● SHORT EXERCISE: Which lines below hold the word "Relevez"? Copy all of them.

◆ ◆ ◆ ◆ ◆ ◆ ◆

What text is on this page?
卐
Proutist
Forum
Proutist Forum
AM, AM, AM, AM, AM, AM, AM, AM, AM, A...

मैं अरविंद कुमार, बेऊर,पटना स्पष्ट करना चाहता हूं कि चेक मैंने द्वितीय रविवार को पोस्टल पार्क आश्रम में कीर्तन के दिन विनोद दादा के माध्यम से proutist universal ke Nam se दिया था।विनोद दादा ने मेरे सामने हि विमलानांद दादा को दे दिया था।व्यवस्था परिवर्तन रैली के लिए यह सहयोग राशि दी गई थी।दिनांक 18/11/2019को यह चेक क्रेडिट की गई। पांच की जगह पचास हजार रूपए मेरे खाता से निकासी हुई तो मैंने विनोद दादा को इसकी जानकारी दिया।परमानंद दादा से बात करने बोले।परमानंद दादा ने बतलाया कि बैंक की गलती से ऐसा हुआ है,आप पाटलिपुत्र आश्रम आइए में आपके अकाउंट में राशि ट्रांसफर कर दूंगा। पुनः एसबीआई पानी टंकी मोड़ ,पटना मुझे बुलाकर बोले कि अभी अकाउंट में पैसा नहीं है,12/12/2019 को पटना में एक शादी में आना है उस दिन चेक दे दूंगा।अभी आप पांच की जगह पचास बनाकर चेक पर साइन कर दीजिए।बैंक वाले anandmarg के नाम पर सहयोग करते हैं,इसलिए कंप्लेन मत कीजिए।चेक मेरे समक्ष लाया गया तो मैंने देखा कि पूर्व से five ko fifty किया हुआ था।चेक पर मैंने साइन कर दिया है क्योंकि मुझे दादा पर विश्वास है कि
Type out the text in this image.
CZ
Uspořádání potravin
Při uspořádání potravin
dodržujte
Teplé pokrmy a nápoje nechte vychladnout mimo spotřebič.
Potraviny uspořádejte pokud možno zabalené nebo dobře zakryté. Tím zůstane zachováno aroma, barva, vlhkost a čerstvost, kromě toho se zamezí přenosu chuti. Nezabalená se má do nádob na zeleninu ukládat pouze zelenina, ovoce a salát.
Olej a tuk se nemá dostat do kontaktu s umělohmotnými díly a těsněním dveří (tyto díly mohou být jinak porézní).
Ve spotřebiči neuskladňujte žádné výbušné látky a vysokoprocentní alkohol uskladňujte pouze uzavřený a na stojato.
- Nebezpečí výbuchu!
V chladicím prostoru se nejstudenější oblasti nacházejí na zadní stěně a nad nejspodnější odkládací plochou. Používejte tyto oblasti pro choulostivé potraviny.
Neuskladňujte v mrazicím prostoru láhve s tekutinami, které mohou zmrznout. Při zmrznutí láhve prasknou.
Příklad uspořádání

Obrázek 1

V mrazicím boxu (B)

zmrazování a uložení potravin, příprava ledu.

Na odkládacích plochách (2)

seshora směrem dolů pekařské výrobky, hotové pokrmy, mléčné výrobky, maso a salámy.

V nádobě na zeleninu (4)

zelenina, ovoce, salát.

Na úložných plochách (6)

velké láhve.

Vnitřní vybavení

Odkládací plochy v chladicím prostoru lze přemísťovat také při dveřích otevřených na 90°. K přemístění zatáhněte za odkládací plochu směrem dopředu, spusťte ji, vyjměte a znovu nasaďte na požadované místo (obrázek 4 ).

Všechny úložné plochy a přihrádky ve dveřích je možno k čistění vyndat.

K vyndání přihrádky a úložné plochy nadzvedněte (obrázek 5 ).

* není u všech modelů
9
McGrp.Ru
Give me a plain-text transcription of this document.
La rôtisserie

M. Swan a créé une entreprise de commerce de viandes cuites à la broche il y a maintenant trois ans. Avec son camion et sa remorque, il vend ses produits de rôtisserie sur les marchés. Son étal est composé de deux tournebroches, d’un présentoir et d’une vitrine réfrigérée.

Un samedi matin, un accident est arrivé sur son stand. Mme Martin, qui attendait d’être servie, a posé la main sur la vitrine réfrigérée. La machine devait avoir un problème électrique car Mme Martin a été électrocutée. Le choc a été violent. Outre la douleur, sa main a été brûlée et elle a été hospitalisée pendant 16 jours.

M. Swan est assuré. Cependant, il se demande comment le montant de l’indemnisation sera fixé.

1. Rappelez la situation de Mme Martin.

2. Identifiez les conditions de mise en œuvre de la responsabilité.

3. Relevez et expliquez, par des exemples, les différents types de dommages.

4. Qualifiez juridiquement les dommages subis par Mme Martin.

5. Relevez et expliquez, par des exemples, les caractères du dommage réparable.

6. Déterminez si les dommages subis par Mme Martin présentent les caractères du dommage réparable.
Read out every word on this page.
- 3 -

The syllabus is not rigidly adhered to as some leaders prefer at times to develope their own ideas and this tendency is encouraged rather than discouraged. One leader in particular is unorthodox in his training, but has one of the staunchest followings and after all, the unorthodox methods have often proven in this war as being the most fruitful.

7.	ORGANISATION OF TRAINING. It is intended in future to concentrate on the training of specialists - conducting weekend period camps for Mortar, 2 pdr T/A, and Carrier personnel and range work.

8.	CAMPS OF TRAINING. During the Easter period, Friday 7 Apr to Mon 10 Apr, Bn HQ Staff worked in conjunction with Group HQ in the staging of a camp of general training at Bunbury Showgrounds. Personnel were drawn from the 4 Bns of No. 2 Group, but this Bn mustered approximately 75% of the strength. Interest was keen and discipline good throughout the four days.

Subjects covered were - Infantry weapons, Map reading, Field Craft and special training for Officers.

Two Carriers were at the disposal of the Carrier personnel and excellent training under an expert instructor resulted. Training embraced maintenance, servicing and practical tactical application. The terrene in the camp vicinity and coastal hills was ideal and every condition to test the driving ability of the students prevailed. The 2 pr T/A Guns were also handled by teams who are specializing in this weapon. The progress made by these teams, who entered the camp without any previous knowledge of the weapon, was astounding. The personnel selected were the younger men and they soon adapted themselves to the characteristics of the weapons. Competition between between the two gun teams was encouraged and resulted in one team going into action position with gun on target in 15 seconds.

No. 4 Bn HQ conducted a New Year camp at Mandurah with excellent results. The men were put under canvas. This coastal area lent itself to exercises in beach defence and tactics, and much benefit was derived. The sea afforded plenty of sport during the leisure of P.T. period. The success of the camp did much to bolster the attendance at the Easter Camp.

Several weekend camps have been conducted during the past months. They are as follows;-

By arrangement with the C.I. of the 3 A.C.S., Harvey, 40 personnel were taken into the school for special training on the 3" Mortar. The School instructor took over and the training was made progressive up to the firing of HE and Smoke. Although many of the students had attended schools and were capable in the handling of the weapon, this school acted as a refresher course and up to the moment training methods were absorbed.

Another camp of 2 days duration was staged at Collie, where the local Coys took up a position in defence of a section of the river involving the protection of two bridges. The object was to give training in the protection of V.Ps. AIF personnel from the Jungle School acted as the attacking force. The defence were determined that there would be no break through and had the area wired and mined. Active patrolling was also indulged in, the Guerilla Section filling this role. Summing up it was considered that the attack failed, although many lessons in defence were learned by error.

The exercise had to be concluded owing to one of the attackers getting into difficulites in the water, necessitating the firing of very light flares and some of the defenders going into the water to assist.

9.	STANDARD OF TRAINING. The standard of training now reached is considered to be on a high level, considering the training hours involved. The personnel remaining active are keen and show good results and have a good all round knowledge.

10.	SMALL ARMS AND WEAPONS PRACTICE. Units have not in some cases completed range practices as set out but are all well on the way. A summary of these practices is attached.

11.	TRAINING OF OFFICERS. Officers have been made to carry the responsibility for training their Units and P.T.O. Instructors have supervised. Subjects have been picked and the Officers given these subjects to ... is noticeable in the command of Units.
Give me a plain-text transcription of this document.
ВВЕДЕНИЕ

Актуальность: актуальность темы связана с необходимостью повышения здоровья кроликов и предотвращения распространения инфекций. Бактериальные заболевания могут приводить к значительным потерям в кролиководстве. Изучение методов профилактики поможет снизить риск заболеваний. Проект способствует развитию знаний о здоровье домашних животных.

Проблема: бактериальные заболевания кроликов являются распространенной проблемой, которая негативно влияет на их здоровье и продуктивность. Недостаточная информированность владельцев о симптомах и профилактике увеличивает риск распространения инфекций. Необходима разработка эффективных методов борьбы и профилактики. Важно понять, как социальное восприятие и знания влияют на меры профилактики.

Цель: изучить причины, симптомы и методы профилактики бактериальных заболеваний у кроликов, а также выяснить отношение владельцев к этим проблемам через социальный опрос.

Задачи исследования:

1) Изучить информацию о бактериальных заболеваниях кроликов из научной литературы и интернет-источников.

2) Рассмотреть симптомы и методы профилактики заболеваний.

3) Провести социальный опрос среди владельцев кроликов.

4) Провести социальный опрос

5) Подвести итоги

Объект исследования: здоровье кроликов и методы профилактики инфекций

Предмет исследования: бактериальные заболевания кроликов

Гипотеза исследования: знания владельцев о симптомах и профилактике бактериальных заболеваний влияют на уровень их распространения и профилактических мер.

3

◆ ◆ ◆ ◆ ◆ ◆ ◆

● FINISHED TASK:
3. Relevez et expliquez, par des exemples, les différents types de dommages.
5. Relevez et expliquez, par des exemples, les caractères du dommage réparable.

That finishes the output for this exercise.